## BEGIN

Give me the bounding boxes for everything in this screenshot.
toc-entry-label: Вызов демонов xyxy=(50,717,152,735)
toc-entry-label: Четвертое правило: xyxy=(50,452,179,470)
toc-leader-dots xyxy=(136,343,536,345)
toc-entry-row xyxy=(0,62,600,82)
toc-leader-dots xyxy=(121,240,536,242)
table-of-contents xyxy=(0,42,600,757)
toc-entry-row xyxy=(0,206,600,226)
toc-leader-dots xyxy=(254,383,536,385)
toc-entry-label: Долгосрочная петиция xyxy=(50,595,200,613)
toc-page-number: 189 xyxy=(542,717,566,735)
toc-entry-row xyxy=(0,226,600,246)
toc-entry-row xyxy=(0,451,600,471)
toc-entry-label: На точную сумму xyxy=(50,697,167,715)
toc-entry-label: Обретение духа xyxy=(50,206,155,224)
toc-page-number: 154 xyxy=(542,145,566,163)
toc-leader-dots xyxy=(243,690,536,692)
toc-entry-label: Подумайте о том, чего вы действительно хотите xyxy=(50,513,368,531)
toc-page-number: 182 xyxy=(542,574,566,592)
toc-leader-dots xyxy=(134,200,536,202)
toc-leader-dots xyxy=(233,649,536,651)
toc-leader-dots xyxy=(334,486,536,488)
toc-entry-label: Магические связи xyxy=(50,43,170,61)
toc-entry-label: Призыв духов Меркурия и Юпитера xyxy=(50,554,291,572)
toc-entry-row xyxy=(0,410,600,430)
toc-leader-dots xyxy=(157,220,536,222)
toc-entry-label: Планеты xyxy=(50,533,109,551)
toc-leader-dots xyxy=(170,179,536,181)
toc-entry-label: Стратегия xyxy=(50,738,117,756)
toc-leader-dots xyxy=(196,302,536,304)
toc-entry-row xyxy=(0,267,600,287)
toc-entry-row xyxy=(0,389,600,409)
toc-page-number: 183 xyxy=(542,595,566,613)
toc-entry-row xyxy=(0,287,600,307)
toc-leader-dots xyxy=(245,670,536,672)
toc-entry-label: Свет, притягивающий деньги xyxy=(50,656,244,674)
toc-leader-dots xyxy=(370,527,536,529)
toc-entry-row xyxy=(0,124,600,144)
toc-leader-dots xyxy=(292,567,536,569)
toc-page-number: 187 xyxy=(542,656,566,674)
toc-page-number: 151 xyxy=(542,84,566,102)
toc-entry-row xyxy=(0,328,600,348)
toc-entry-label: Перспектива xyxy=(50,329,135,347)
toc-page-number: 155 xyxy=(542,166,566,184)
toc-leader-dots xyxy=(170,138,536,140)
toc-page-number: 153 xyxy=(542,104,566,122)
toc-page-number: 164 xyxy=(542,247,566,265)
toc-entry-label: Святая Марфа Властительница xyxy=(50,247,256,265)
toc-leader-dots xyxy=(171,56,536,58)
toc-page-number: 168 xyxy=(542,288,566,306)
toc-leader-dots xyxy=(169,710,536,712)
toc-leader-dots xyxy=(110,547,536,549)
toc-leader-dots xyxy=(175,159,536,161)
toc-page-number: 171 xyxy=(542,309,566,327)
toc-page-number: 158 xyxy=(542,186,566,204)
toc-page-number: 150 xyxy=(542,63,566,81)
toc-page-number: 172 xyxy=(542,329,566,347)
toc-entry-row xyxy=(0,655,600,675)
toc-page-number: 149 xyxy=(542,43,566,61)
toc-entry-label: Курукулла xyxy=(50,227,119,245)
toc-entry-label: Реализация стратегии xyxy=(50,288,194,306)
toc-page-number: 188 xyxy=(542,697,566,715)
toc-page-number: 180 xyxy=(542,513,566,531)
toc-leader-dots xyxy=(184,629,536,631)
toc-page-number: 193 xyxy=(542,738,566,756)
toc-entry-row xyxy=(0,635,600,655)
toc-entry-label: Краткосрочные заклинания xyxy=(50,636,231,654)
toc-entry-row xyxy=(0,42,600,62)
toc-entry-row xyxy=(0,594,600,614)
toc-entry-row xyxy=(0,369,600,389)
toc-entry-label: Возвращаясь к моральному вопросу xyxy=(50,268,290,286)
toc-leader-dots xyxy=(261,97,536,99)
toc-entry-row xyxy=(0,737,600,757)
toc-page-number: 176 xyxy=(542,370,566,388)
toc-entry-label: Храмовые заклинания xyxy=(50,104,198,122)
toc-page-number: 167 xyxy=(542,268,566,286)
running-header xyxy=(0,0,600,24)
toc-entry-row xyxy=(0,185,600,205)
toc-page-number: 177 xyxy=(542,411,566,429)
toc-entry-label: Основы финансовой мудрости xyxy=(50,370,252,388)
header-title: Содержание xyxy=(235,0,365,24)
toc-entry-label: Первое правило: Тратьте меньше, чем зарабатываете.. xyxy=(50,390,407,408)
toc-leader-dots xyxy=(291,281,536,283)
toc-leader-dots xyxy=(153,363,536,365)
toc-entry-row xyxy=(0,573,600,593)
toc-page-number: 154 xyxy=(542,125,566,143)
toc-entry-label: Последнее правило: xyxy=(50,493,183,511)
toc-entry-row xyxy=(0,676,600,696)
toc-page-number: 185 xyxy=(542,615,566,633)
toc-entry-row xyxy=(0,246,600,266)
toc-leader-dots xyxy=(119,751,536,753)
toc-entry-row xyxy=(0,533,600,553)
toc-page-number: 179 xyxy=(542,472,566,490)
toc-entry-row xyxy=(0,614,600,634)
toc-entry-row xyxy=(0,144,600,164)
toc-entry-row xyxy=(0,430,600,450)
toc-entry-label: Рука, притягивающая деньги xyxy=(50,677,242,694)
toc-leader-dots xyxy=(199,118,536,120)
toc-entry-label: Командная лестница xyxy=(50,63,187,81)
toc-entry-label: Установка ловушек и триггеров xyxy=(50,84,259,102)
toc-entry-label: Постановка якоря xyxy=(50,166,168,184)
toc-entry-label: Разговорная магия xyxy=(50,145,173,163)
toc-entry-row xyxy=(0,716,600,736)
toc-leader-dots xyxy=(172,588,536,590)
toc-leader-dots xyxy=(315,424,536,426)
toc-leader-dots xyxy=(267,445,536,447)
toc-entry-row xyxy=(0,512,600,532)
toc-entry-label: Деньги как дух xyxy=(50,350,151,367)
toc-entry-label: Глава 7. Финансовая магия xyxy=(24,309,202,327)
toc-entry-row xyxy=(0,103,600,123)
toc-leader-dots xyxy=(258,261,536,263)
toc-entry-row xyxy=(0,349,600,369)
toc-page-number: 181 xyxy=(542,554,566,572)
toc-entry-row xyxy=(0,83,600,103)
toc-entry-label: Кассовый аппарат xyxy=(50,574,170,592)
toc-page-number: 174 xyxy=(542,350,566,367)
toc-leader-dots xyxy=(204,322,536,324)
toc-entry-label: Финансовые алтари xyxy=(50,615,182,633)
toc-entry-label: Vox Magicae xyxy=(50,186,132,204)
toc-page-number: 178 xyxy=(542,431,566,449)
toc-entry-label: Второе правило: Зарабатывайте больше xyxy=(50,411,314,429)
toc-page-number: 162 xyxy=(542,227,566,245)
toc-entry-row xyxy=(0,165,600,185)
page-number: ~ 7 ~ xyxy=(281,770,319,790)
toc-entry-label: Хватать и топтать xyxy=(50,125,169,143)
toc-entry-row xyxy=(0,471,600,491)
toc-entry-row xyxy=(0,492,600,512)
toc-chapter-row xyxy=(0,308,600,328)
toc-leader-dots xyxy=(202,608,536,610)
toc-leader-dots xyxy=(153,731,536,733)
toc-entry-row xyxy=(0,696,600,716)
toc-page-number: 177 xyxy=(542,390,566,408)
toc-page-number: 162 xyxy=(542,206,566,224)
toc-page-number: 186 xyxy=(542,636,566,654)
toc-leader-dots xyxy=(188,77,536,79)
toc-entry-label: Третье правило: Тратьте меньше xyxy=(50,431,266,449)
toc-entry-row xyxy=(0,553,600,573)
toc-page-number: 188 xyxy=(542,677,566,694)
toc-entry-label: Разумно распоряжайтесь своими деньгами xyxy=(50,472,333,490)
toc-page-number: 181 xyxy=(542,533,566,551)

## END

What is being asked
List every line in the items above that contains the word "Тратьте", treating case as significant.

Solved exercise
toc-entry-label: Первое правило: Тратьте меньше, чем зарабатываете.. xyxy=(50,390,407,408)
toc-entry-label: Третье правило: Тратьте меньше xyxy=(50,431,266,449)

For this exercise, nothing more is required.